» TASK DETAILS:
Gather every line below where "subtitle" appears.

» EXCERPTED DATA:

START

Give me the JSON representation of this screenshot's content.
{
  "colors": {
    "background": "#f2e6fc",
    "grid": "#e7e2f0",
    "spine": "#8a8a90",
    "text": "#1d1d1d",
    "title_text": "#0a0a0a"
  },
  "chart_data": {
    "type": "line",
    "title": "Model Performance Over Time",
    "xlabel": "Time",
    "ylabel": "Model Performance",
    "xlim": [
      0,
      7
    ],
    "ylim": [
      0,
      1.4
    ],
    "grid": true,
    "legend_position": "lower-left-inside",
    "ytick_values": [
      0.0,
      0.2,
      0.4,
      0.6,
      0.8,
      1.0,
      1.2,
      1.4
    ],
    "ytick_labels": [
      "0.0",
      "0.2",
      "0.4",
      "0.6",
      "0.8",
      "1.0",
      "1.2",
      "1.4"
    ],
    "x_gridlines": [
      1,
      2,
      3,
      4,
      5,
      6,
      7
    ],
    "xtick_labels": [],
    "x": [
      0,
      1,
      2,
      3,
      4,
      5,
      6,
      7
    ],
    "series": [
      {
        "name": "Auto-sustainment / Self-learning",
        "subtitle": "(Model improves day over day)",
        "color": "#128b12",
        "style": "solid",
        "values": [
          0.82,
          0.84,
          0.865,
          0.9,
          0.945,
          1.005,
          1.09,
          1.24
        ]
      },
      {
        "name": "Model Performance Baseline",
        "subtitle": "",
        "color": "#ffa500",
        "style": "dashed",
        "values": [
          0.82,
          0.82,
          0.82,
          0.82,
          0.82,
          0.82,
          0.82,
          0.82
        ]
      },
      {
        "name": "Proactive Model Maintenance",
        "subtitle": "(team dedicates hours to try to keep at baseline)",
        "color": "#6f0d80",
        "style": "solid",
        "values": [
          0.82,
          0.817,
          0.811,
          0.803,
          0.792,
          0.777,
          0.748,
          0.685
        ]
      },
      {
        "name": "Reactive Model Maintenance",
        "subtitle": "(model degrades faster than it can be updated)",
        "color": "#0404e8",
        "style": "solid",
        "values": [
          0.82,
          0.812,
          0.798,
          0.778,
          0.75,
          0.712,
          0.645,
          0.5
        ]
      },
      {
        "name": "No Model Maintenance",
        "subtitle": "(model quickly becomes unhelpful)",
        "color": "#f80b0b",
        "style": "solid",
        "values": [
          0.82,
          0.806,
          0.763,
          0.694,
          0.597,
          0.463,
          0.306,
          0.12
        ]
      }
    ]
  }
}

END

» RESPONSE TO THIS TASK:
        "subtitle": "(Model improves day over day)",
        "subtitle": "",
        "subtitle": "(team dedicates hours to try to keep at baseline)",
        "subtitle": "(model degrades faster than it can be updated)",
        "subtitle": "(model quickly becomes unhelpful)",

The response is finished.